| RECORDED INFORMATION |
▬▬▬▬▬▬▬▬▬▬
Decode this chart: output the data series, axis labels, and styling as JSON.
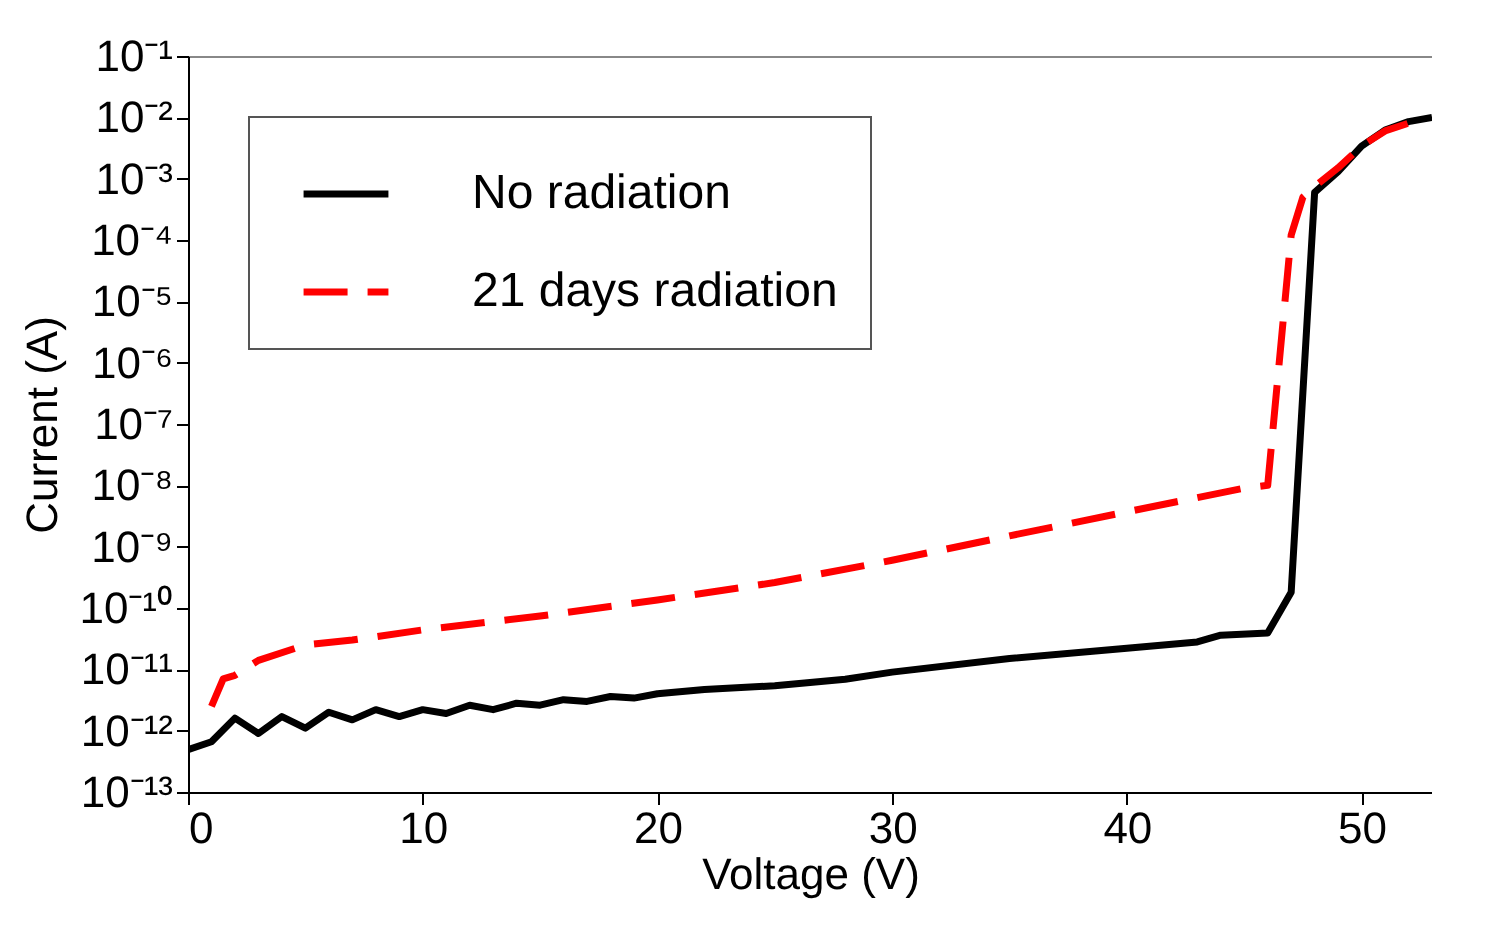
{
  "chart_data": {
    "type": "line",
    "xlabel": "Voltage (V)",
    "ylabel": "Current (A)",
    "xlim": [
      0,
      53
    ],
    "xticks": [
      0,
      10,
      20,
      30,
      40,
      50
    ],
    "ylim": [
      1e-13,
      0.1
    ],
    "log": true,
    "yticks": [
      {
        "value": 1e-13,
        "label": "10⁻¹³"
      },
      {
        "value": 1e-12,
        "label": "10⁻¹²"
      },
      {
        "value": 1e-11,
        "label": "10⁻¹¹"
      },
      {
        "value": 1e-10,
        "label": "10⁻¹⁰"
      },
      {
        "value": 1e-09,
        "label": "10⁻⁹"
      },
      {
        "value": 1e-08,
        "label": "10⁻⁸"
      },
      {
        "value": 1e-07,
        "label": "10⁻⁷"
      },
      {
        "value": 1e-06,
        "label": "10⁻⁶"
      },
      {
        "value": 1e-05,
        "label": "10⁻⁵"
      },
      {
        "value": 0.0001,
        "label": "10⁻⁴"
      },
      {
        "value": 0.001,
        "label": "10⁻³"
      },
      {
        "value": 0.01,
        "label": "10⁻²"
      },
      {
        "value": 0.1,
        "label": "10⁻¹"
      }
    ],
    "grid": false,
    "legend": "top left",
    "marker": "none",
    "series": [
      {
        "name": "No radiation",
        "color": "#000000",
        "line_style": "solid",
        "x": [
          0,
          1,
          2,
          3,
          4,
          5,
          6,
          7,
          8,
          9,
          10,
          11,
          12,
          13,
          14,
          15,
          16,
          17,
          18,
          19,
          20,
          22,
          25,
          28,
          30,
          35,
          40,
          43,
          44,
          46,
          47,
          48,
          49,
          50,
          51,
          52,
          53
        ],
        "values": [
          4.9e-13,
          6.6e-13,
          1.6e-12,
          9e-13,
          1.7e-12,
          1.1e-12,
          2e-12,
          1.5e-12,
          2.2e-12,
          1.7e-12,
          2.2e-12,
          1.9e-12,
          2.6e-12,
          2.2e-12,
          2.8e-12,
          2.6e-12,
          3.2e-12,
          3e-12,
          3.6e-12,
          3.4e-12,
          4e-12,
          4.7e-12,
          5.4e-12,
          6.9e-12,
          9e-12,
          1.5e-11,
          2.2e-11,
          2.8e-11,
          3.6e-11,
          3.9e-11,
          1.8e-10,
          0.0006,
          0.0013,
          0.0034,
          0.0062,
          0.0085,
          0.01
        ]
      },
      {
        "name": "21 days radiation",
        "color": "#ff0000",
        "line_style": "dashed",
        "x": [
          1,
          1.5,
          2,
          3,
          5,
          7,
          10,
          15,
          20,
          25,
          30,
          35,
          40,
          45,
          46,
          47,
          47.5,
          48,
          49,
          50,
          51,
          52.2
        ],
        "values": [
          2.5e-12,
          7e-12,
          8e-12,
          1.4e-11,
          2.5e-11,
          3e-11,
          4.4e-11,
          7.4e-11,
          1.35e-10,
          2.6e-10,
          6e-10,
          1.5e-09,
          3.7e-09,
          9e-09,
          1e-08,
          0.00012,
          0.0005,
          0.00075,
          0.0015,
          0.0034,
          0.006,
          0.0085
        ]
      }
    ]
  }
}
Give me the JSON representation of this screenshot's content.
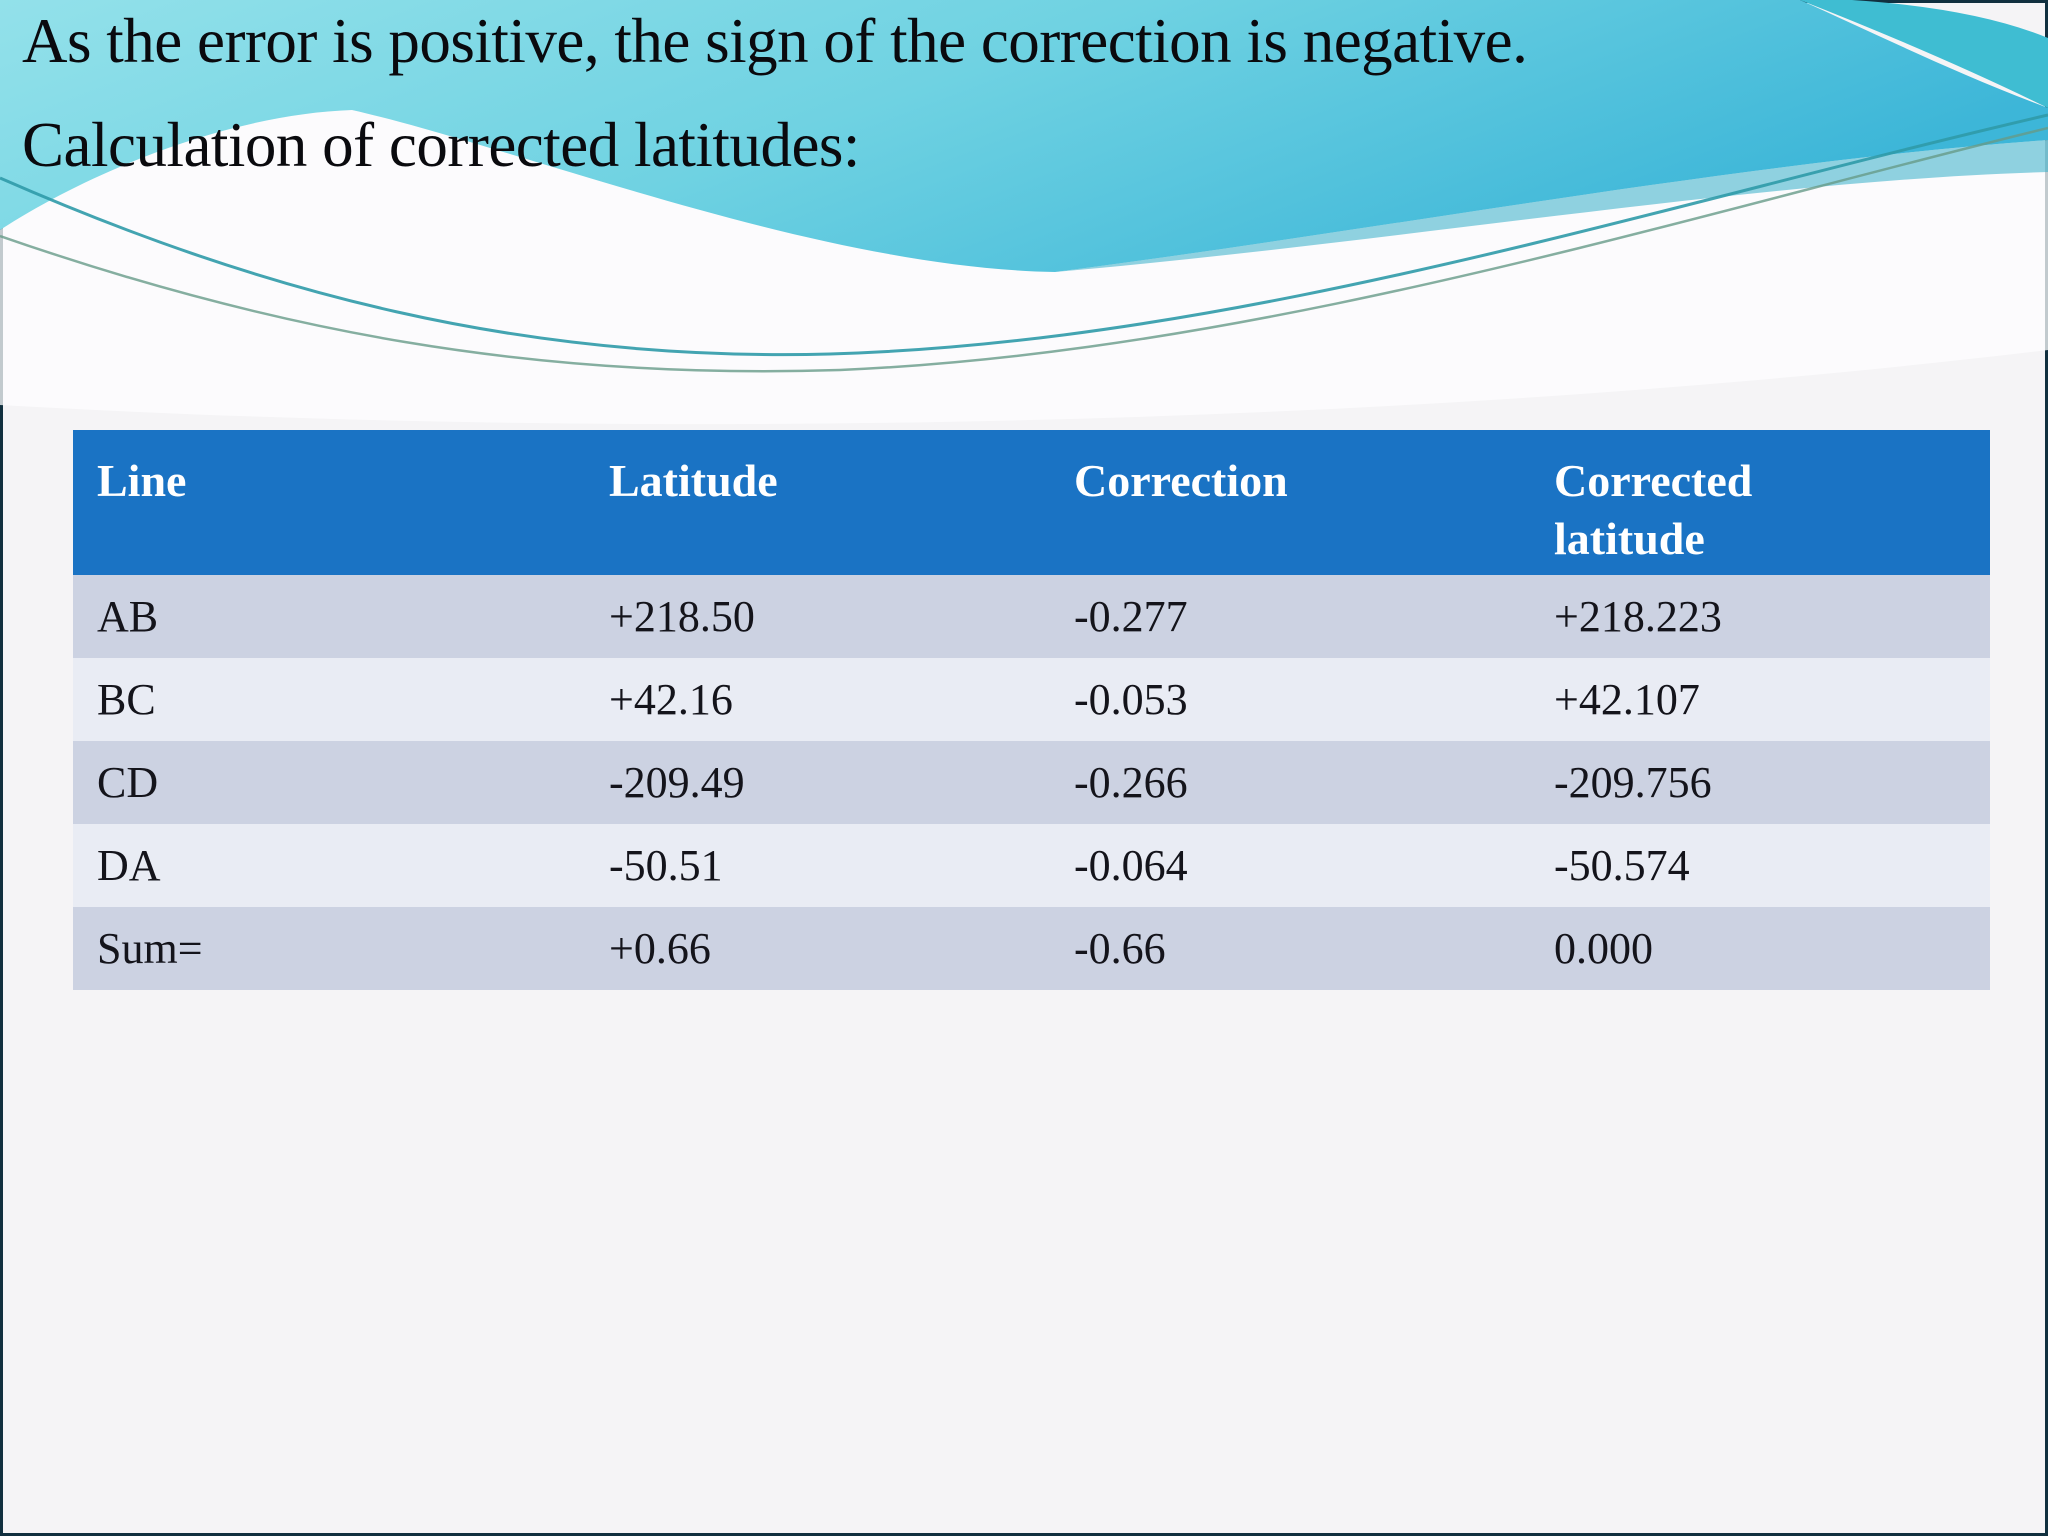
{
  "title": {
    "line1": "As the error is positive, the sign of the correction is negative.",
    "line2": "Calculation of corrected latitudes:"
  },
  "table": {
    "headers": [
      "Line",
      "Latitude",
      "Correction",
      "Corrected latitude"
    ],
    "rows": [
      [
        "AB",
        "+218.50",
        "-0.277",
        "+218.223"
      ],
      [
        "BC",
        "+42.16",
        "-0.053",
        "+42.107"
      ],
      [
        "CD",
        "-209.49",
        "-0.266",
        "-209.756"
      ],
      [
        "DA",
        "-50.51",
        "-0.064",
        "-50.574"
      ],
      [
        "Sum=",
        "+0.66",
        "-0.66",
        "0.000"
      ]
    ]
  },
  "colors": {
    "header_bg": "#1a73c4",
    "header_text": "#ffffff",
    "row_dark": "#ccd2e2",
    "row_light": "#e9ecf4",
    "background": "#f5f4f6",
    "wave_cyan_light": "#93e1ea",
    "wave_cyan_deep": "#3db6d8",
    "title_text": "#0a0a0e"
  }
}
▬▬▬▬▬▬▬▬▬▬
| GIVEN PROBLEM |
Copy the listing word for word, excluding its pictures.

| SOLUTION TO THIS EXERCISE |
Decode this chart: output the data series, axis labels, and styling as JSON.
{
  "chart_data": {
    "type": "line",
    "xlabel": "Voltage (V)",
    "ylabel": "Current (A)",
    "xlim": [
      0,
      53
    ],
    "xticks": [
      0,
      10,
      20,
      30,
      40,
      50
    ],
    "ylim": [
      1e-13,
      0.1
    ],
    "log": true,
    "yticks": [
      {
        "value": 1e-13,
        "label": "10⁻¹³"
      },
      {
        "value": 1e-12,
        "label": "10⁻¹²"
      },
      {
        "value": 1e-11,
        "label": "10⁻¹¹"
      },
      {
        "value": 1e-10,
        "label": "10⁻¹⁰"
      },
      {
        "value": 1e-09,
        "label": "10⁻⁹"
      },
      {
        "value": 1e-08,
        "label": "10⁻⁸"
      },
      {
        "value": 1e-07,
        "label": "10⁻⁷"
      },
      {
        "value": 1e-06,
        "label": "10⁻⁶"
      },
      {
        "value": 1e-05,
        "label": "10⁻⁵"
      },
      {
        "value": 0.0001,
        "label": "10⁻⁴"
      },
      {
        "value": 0.001,
        "label": "10⁻³"
      },
      {
        "value": 0.01,
        "label": "10⁻²"
      },
      {
        "value": 0.1,
        "label": "10⁻¹"
      }
    ],
    "grid": false,
    "legend": "top left",
    "marker": "none",
    "series": [
      {
        "name": "No radiation",
        "color": "#000000",
        "line_style": "solid",
        "x": [
          0,
          1,
          2,
          3,
          4,
          5,
          6,
          7,
          8,
          9,
          10,
          11,
          12,
          13,
          14,
          15,
          16,
          17,
          18,
          19,
          20,
          22,
          25,
          28,
          30,
          35,
          40,
          43,
          44,
          46,
          47,
          48,
          49,
          50,
          51,
          52,
          53
        ],
        "values": [
          4.9e-13,
          6.6e-13,
          1.6e-12,
          9e-13,
          1.7e-12,
          1.1e-12,
          2e-12,
          1.5e-12,
          2.2e-12,
          1.7e-12,
          2.2e-12,
          1.9e-12,
          2.6e-12,
          2.2e-12,
          2.8e-12,
          2.6e-12,
          3.2e-12,
          3e-12,
          3.6e-12,
          3.4e-12,
          4e-12,
          4.7e-12,
          5.4e-12,
          6.9e-12,
          9e-12,
          1.5e-11,
          2.2e-11,
          2.8e-11,
          3.6e-11,
          3.9e-11,
          1.8e-10,
          0.0006,
          0.0013,
          0.0034,
          0.0062,
          0.0085,
          0.01
        ]
      },
      {
        "name": "21 days radiation",
        "color": "#ff0000",
        "line_style": "dashed",
        "x": [
          1,
          1.5,
          2,
          3,
          5,
          7,
          10,
          15,
          20,
          25,
          30,
          35,
          40,
          45,
          46,
          47,
          47.5,
          48,
          49,
          50,
          51,
          52.2
        ],
        "values": [
          2.5e-12,
          7e-12,
          8e-12,
          1.4e-11,
          2.5e-11,
          3e-11,
          4.4e-11,
          7.4e-11,
          1.35e-10,
          2.6e-10,
          6e-10,
          1.5e-09,
          3.7e-09,
          9e-09,
          1e-08,
          0.00012,
          0.0005,
          0.00075,
          0.0015,
          0.0034,
          0.006,
          0.0085
        ]
      }
    ]
  }
}
Give me the JSON representation of this screenshot's content.
{
  "title": {
    "line1": "As the error is positive, the sign of the correction is negative.",
    "line2": "Calculation of corrected latitudes:"
  },
  "table": {
    "headers": [
      "Line",
      "Latitude",
      "Correction",
      "Corrected latitude"
    ],
    "rows": [
      [
        "AB",
        "+218.50",
        "-0.277",
        "+218.223"
      ],
      [
        "BC",
        "+42.16",
        "-0.053",
        "+42.107"
      ],
      [
        "CD",
        "-209.49",
        "-0.266",
        "-209.756"
      ],
      [
        "DA",
        "-50.51",
        "-0.064",
        "-50.574"
      ],
      [
        "Sum=",
        "+0.66",
        "-0.66",
        "0.000"
      ]
    ]
  },
  "colors": {
    "header_bg": "#1a73c4",
    "header_text": "#ffffff",
    "row_dark": "#ccd2e2",
    "row_light": "#e9ecf4",
    "background": "#f5f4f6",
    "wave_cyan_light": "#93e1ea",
    "wave_cyan_deep": "#3db6d8",
    "title_text": "#0a0a0e"
  }
}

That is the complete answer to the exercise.